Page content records

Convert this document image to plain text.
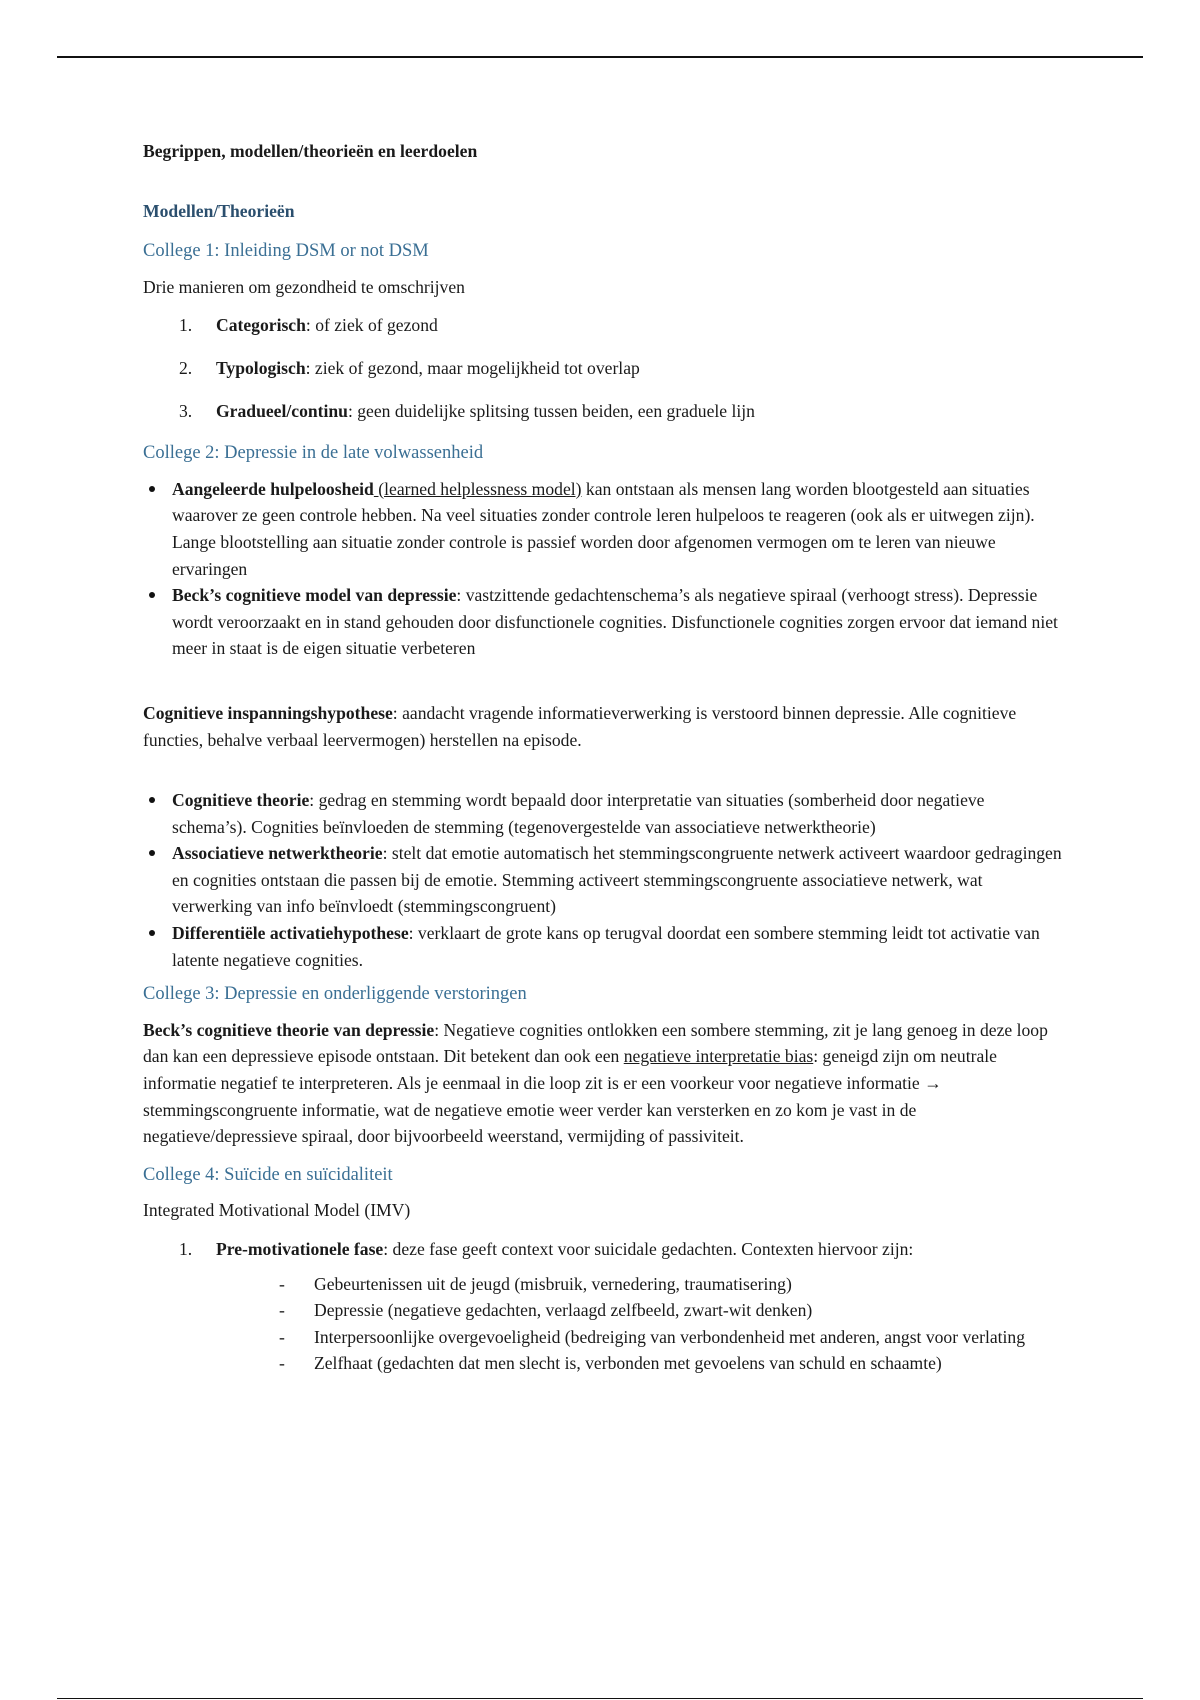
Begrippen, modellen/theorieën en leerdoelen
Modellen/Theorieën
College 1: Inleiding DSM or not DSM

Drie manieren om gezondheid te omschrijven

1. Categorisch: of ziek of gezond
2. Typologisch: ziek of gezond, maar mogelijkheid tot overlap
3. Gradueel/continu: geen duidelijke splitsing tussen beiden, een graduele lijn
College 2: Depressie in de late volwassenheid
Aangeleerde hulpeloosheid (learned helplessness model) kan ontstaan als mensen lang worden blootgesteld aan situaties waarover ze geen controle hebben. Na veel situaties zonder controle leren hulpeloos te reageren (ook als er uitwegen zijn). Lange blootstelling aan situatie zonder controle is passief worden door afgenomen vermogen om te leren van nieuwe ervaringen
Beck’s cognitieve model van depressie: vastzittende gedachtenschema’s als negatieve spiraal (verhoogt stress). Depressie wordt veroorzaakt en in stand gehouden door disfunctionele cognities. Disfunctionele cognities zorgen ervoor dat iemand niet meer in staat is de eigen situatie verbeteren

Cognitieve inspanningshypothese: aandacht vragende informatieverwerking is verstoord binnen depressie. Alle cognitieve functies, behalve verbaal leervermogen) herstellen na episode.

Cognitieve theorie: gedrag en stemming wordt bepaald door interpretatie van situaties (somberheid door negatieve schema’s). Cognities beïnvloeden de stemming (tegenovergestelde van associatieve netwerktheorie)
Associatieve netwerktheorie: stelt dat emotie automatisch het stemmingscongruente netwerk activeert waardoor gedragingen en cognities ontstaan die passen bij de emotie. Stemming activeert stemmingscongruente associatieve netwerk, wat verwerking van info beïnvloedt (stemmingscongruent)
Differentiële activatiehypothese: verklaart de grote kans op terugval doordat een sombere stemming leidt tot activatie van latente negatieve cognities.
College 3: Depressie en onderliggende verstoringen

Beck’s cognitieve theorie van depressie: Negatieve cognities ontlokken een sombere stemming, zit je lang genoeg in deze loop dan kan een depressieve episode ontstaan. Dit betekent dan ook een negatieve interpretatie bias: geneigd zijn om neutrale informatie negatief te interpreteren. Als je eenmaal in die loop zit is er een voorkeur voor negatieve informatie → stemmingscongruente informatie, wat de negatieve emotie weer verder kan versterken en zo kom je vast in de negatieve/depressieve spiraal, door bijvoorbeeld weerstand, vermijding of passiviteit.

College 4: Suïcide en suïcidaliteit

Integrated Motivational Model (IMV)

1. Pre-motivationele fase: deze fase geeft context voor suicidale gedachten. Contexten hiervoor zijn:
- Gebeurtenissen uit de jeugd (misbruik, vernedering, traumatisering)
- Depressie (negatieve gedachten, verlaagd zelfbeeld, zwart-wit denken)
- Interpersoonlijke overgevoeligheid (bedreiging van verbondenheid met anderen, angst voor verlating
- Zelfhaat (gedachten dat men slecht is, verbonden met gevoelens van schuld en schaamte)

• Task statement: Reply with one number only: the count of lines in the entries that contain "ziek".

• Result of this exercise: 2